_THE REQUEST_
Return the listing below in full, with every line exactly as it is.

— START WORKING DATA —

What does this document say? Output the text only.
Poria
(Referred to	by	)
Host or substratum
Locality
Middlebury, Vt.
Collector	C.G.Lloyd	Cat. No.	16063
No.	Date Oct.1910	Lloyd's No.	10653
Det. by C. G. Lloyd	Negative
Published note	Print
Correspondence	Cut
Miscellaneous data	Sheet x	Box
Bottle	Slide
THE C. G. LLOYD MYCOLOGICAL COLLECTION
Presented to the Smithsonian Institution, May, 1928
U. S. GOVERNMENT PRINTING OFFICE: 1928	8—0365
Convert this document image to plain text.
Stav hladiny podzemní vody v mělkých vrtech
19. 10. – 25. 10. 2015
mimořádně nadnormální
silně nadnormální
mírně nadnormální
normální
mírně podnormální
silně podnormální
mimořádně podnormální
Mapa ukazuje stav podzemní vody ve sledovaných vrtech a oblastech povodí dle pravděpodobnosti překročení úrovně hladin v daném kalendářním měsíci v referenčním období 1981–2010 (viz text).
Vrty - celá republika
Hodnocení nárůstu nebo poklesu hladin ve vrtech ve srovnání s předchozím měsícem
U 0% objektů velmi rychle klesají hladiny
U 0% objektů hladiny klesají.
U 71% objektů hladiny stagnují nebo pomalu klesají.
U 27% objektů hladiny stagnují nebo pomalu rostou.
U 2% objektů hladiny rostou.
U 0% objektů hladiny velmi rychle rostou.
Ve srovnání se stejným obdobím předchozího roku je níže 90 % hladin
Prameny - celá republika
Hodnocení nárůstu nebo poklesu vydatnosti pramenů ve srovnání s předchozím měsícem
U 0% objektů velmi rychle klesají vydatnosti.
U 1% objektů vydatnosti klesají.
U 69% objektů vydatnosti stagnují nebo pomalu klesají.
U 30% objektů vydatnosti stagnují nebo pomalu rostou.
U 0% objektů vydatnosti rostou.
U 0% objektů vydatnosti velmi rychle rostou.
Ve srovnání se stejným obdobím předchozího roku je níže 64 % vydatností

— END WORKING DATA —

_RESPONSE TO THIS TASK_
What does this document say? Output the text only.
Poria
(Referred to	by	)
Host or substratum
Locality
Middlebury, Vt.
Collector	C.G.Lloyd	Cat. No.	16063
No.	Date Oct.1910	Lloyd's No.	10653
Det. by C. G. Lloyd	Negative
Published note	Print
Correspondence	Cut
Miscellaneous data	Sheet x	Box
Bottle	Slide
THE C. G. LLOYD MYCOLOGICAL COLLECTION
Presented to the Smithsonian Institution, May, 1928
U. S. GOVERNMENT PRINTING OFFICE: 1928	8—0365
Convert this document image to plain text.
Stav hladiny podzemní vody v mělkých vrtech
19. 10. – 25. 10. 2015
mimořádně nadnormální
silně nadnormální
mírně nadnormální
normální
mírně podnormální
silně podnormální
mimořádně podnormální
Mapa ukazuje stav podzemní vody ve sledovaných vrtech a oblastech povodí dle pravděpodobnosti překročení úrovně hladin v daném kalendářním měsíci v referenčním období 1981–2010 (viz text).
Vrty - celá republika
Hodnocení nárůstu nebo poklesu hladin ve vrtech ve srovnání s předchozím měsícem
U 0% objektů velmi rychle klesají hladiny
U 0% objektů hladiny klesají.
U 71% objektů hladiny stagnují nebo pomalu klesají.
U 27% objektů hladiny stagnují nebo pomalu rostou.
U 2% objektů hladiny rostou.
U 0% objektů hladiny velmi rychle rostou.
Ve srovnání se stejným obdobím předchozího roku je níže 90 % hladin
Prameny - celá republika
Hodnocení nárůstu nebo poklesu vydatnosti pramenů ve srovnání s předchozím měsícem
U 0% objektů velmi rychle klesají vydatnosti.
U 1% objektů vydatnosti klesají.
U 69% objektů vydatnosti stagnují nebo pomalu klesají.
U 30% objektů vydatnosti stagnují nebo pomalu rostou.
U 0% objektů vydatnosti rostou.
U 0% objektů vydatnosti velmi rychle rostou.
Ve srovnání se stejným obdobím předchozího roku je níže 64 % vydatností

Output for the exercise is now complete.